**ITEMS**
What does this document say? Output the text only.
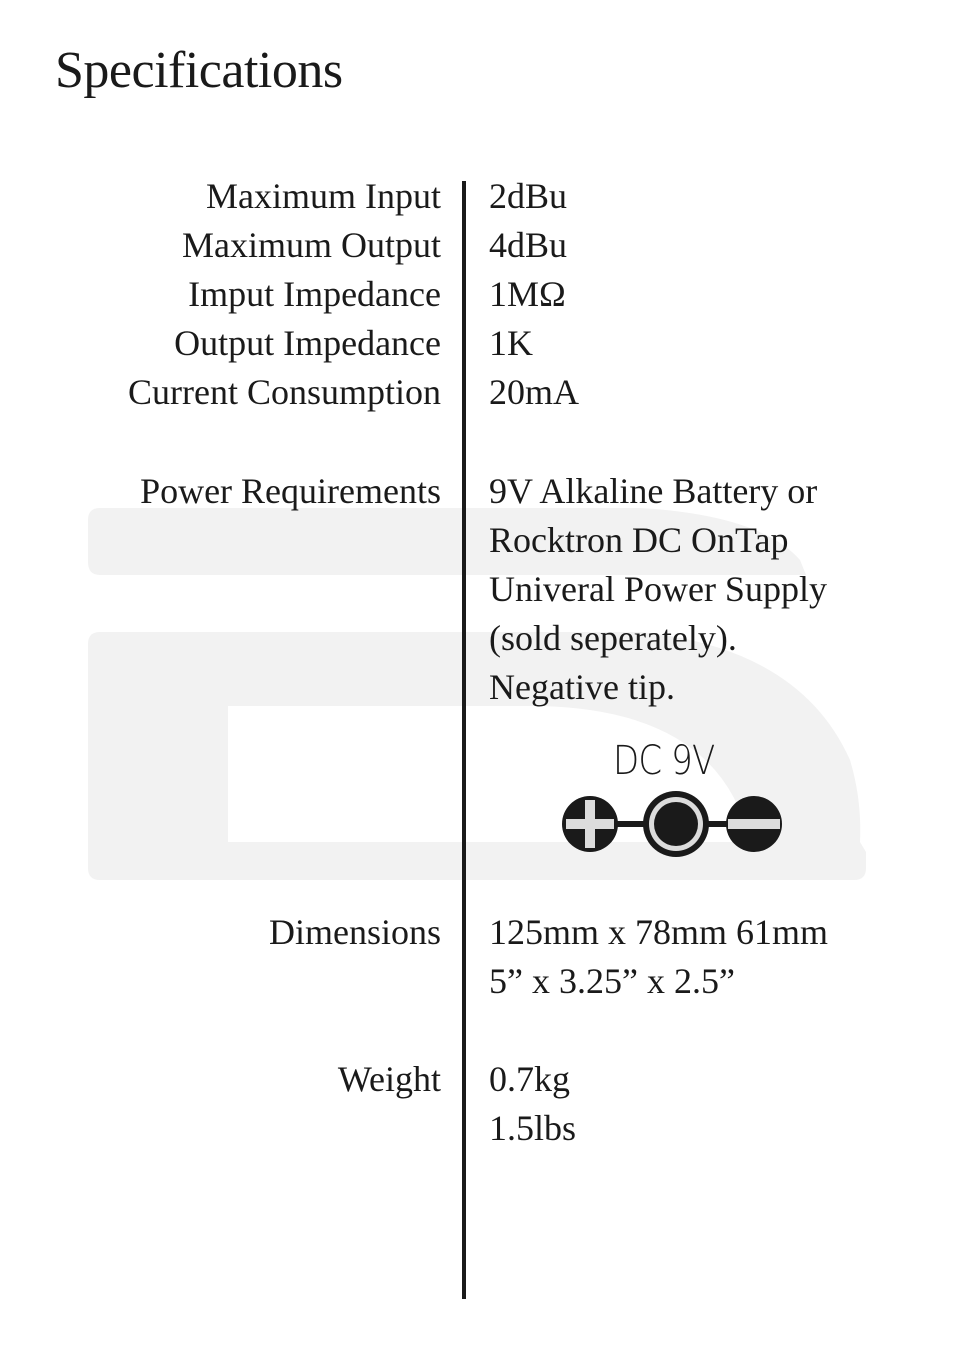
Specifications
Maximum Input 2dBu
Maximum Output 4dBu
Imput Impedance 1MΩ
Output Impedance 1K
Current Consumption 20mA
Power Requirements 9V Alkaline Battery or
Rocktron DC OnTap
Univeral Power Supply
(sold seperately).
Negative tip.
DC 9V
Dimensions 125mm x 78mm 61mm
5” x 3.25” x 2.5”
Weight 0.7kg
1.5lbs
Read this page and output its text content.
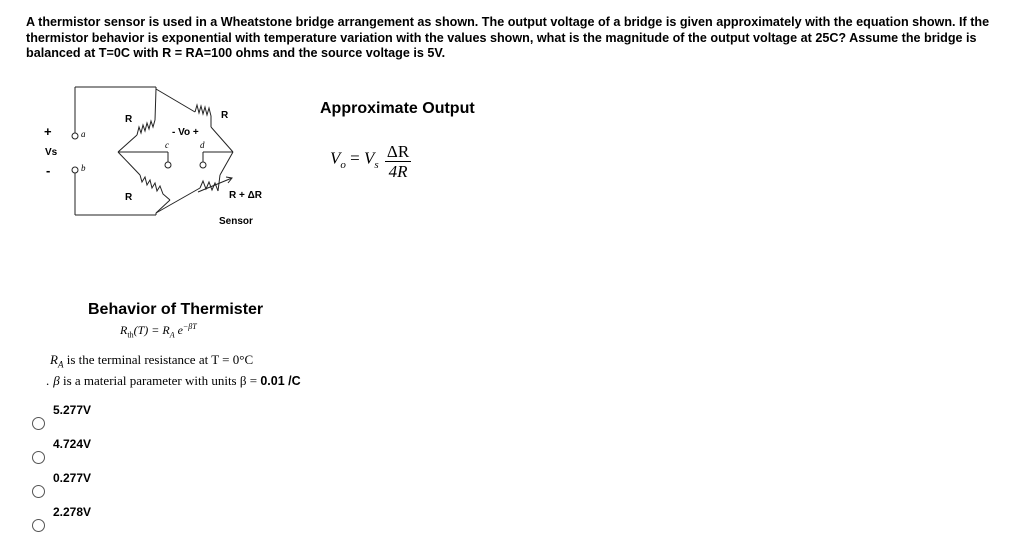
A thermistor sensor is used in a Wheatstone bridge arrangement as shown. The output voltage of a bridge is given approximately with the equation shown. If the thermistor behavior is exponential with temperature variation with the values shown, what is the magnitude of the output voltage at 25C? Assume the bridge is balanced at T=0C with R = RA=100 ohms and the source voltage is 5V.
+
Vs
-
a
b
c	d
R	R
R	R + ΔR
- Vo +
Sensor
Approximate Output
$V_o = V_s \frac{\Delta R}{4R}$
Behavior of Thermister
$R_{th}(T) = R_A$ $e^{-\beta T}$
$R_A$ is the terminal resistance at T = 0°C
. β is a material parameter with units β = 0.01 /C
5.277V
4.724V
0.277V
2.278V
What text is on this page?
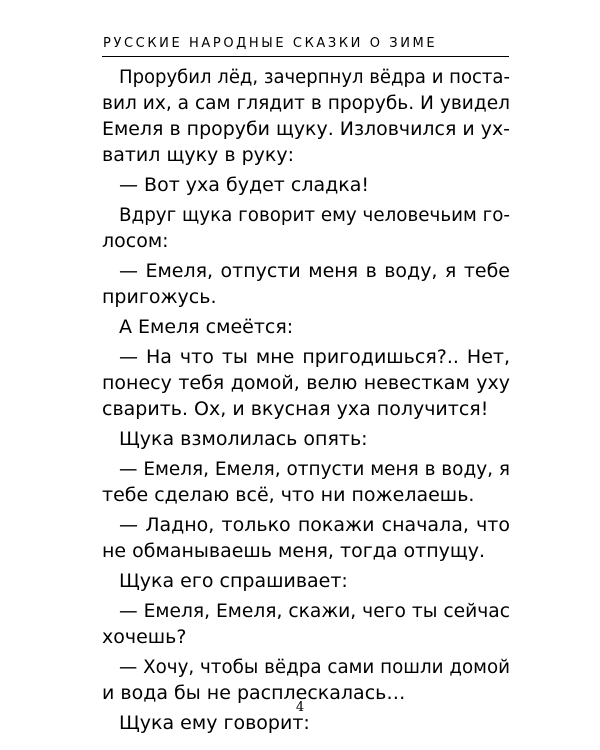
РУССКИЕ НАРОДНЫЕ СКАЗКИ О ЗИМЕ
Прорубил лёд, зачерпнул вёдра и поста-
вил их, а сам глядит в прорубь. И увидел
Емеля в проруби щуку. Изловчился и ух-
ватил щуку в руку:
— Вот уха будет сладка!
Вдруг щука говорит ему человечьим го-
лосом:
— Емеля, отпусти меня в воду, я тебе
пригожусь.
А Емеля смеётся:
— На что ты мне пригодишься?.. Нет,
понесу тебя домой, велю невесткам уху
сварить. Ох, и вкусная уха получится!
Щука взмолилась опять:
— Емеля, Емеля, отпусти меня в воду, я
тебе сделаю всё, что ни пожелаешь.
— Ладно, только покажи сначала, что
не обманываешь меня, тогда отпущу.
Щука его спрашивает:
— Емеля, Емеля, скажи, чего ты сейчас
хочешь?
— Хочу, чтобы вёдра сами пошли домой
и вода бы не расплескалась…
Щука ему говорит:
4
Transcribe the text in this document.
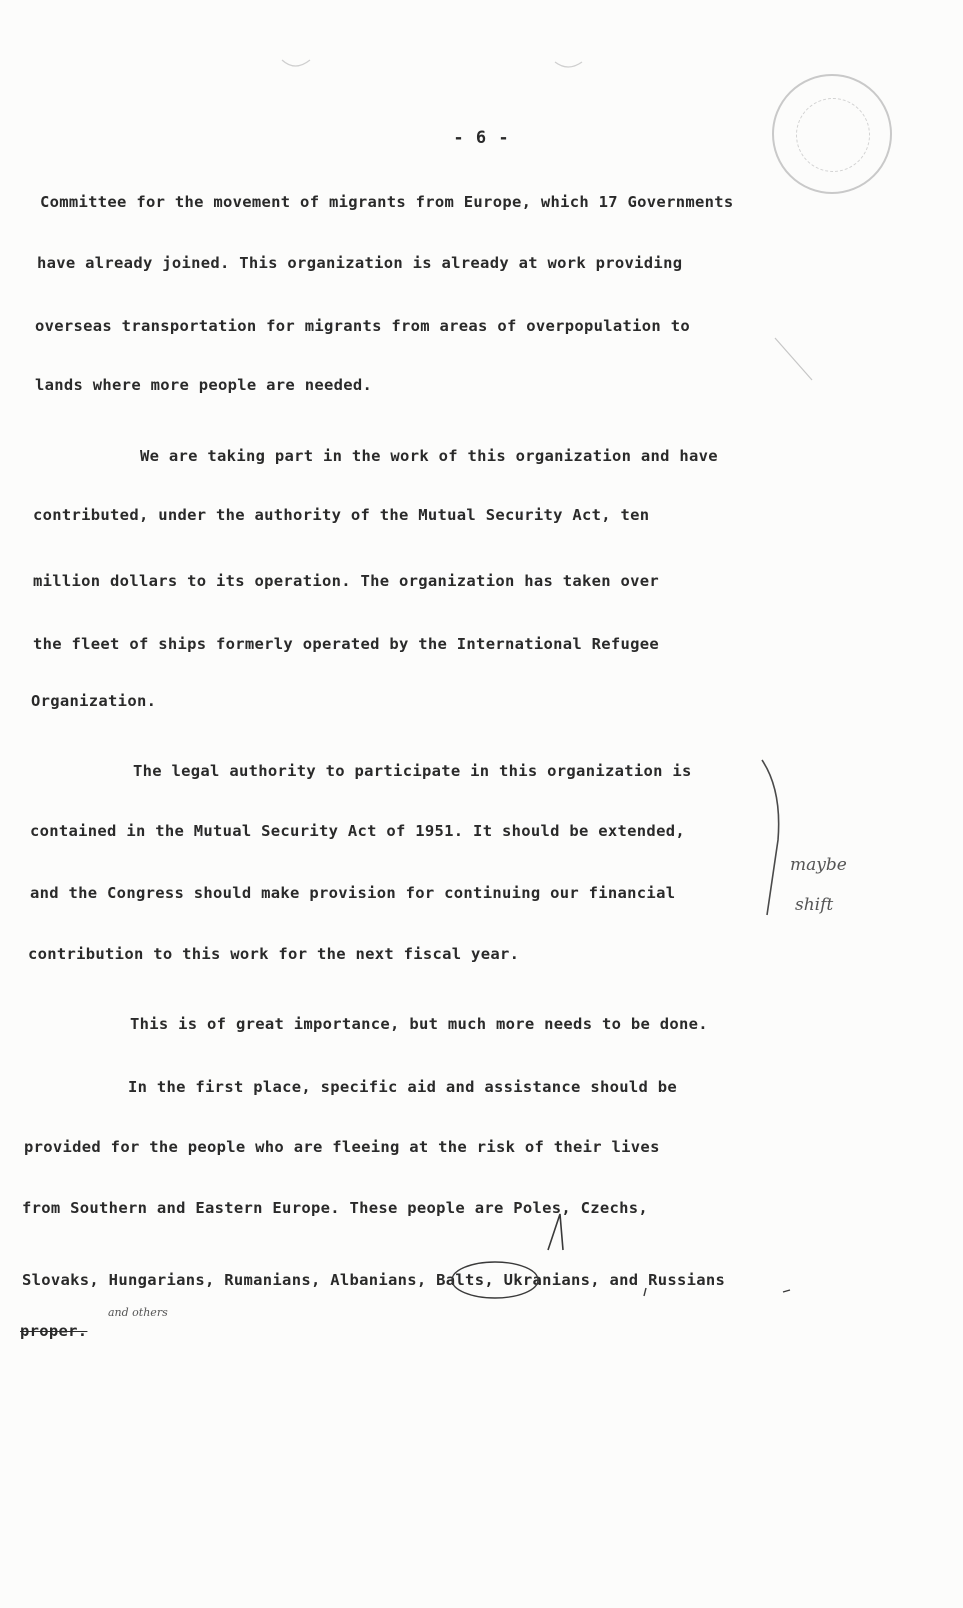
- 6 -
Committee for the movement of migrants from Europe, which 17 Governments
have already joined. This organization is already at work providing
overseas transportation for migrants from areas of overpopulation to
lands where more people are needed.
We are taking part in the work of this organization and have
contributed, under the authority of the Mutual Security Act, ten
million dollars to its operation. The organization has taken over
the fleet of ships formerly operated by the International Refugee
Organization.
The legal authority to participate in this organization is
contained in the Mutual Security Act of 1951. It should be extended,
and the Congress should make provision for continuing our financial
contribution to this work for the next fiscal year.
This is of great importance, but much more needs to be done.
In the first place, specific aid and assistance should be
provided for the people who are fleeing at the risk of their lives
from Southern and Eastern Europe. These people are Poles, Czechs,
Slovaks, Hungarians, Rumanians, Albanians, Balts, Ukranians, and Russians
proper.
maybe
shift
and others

**TASK TO COMPLETE**
Copy the records exactly. Skip the pictures.

**RESPONSE TO THE TASK**
What does this document say? Output the text only.
Specifications
Maximum Input 2dBu
Maximum Output 4dBu
Imput Impedance 1MΩ
Output Impedance 1K
Current Consumption 20mA
Power Requirements 9V Alkaline Battery or
Rocktron DC OnTap
Univeral Power Supply
(sold seperately).
Negative tip.
DC 9V
Dimensions 125mm x 78mm 61mm
5” x 3.25” x 2.5”
Weight 0.7kg
1.5lbs
Read this page and output its text content.
A thermistor sensor is used in a Wheatstone bridge arrangement as shown. The output voltage of a bridge is given approximately with the equation shown. If the thermistor behavior is exponential with temperature variation with the values shown, what is the magnitude of the output voltage at 25C? Assume the bridge is balanced at T=0C with R = RA=100 ohms and the source voltage is 5V.
+
Vs
-
a
b
c	d
R	R
R	R + ΔR
- Vo +
Sensor
Approximate Output
$V_o = V_s \frac{\Delta R}{4R}$
Behavior of Thermister
$R_{th}(T) = R_A$ $e^{-\beta T}$
$R_A$ is the terminal resistance at T = 0°C
. β is a material parameter with units β = 0.01 /C
5.277V
4.724V
0.277V
2.278V
What text is on this page?
РУССКИЕ НАРОДНЫЕ СКАЗКИ О ЗИМЕ
Прорубил лёд, зачерпнул вёдра и поста-
вил их, а сам глядит в прорубь. И увидел
Емеля в проруби щуку. Изловчился и ух-
ватил щуку в руку:
— Вот уха будет сладка!
Вдруг щука говорит ему человечьим го-
лосом:
— Емеля, отпусти меня в воду, я тебе
пригожусь.
А Емеля смеётся:
— На что ты мне пригодишься?.. Нет,
понесу тебя домой, велю невесткам уху
сварить. Ох, и вкусная уха получится!
Щука взмолилась опять:
— Емеля, Емеля, отпусти меня в воду, я
тебе сделаю всё, что ни пожелаешь.
— Ладно, только покажи сначала, что
не обманываешь меня, тогда отпущу.
Щука его спрашивает:
— Емеля, Емеля, скажи, чего ты сейчас
хочешь?
— Хочу, чтобы вёдра сами пошли домой
и вода бы не расплескалась…
Щука ему говорит:
4
Transcribe the text in this document.
- 6 -
Committee for the movement of migrants from Europe, which 17 Governments
have already joined. This organization is already at work providing
overseas transportation for migrants from areas of overpopulation to
lands where more people are needed.
We are taking part in the work of this organization and have
contributed, under the authority of the Mutual Security Act, ten
million dollars to its operation. The organization has taken over
the fleet of ships formerly operated by the International Refugee
Organization.
The legal authority to participate in this organization is
contained in the Mutual Security Act of 1951. It should be extended,
and the Congress should make provision for continuing our financial
contribution to this work for the next fiscal year.
This is of great importance, but much more needs to be done.
In the first place, specific aid and assistance should be
provided for the people who are fleeing at the risk of their lives
from Southern and Eastern Europe. These people are Poles, Czechs,
Slovaks, Hungarians, Rumanians, Albanians, Balts, Ukranians, and Russians
proper.
maybe
shift
and others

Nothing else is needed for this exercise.